• Exercise instructions: Find and copy lines holding "image".

• Data lines:
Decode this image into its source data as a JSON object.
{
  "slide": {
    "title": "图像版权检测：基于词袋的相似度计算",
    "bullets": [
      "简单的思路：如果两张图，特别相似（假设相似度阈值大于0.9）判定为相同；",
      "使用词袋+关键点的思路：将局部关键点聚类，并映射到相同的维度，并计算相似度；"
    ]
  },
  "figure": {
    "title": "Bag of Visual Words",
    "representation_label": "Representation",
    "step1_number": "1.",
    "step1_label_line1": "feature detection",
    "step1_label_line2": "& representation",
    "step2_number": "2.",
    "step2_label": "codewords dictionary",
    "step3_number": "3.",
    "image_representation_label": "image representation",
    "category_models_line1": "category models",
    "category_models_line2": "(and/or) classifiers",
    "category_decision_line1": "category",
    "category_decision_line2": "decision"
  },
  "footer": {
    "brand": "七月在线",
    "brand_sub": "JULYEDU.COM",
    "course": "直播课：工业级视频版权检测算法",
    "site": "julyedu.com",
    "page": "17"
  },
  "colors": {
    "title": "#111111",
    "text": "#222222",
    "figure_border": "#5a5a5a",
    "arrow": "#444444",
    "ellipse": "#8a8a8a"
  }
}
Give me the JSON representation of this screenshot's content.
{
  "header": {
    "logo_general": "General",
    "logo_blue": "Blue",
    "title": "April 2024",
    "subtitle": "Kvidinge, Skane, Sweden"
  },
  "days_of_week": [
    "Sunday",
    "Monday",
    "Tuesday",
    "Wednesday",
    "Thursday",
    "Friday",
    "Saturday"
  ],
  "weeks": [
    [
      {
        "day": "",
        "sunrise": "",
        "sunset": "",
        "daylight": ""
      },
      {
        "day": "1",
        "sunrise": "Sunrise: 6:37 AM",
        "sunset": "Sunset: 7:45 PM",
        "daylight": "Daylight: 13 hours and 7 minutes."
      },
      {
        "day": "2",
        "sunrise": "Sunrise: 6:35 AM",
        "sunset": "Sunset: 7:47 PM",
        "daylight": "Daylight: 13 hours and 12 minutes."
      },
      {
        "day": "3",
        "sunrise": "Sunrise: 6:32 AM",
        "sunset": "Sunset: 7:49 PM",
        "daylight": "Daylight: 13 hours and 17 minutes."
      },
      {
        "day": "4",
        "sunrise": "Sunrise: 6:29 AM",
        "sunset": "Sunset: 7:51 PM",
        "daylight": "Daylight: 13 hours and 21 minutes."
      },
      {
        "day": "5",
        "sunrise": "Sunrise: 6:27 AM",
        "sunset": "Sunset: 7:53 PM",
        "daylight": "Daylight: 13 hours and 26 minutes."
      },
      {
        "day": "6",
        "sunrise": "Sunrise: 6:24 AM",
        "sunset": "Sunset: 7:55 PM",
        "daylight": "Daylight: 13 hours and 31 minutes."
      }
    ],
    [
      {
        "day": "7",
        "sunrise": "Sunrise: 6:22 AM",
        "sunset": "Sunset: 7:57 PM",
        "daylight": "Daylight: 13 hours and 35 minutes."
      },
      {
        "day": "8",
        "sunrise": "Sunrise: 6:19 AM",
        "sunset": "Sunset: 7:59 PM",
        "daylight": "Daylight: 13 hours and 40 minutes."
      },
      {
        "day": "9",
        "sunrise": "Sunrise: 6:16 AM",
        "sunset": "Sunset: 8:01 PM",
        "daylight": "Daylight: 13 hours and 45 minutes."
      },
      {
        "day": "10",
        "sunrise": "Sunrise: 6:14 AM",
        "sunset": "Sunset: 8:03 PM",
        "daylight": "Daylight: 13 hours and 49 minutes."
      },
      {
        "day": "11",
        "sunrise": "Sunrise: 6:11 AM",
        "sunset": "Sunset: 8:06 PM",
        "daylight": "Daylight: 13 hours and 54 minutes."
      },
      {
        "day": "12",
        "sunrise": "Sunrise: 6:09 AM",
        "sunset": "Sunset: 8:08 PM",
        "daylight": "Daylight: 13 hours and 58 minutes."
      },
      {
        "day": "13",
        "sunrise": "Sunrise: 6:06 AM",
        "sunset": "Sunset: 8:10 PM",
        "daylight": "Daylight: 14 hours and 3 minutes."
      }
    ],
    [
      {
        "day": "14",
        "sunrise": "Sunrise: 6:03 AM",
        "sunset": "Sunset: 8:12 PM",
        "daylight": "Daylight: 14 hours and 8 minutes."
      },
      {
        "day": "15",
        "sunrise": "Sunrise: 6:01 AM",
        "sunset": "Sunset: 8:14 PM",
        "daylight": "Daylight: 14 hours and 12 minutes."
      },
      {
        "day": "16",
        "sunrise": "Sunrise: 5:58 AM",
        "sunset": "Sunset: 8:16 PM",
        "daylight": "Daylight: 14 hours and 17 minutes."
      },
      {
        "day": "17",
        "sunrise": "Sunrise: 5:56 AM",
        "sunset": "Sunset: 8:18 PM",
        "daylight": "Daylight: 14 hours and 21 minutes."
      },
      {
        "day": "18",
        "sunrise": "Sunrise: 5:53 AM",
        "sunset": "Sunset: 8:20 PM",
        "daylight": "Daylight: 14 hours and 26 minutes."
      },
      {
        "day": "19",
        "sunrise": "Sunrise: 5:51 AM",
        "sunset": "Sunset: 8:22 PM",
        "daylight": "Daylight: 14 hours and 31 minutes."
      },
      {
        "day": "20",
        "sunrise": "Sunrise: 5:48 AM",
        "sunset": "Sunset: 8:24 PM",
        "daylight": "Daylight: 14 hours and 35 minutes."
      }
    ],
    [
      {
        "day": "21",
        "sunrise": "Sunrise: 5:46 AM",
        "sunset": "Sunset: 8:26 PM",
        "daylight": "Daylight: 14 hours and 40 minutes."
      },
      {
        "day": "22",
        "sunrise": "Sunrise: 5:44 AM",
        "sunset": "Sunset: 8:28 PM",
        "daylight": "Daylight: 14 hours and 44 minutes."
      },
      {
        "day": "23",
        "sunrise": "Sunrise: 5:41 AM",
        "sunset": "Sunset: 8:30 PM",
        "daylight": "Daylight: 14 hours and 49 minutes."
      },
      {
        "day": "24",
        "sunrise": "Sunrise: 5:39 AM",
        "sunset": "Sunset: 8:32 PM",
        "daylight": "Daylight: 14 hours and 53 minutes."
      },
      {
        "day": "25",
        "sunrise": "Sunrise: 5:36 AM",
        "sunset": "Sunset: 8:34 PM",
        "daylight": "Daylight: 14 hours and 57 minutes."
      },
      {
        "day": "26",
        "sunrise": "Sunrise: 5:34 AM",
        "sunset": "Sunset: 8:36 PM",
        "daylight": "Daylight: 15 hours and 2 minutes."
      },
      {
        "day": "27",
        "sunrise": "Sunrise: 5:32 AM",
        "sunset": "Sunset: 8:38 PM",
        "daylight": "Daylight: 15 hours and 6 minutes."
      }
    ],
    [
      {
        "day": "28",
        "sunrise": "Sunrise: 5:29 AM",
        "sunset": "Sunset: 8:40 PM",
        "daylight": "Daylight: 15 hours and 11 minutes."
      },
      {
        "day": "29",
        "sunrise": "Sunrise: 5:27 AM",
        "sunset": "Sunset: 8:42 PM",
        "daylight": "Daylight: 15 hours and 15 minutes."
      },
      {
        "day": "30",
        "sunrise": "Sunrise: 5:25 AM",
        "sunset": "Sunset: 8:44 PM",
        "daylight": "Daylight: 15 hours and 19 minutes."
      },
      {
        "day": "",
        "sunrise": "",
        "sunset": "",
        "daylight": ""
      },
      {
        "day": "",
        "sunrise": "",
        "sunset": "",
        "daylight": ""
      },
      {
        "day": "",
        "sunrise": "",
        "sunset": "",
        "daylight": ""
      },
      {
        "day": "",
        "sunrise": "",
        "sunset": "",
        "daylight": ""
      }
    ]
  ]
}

• Task result:
Decode this image into its source data as a JSON object.
    "image_representation_label": "image representation",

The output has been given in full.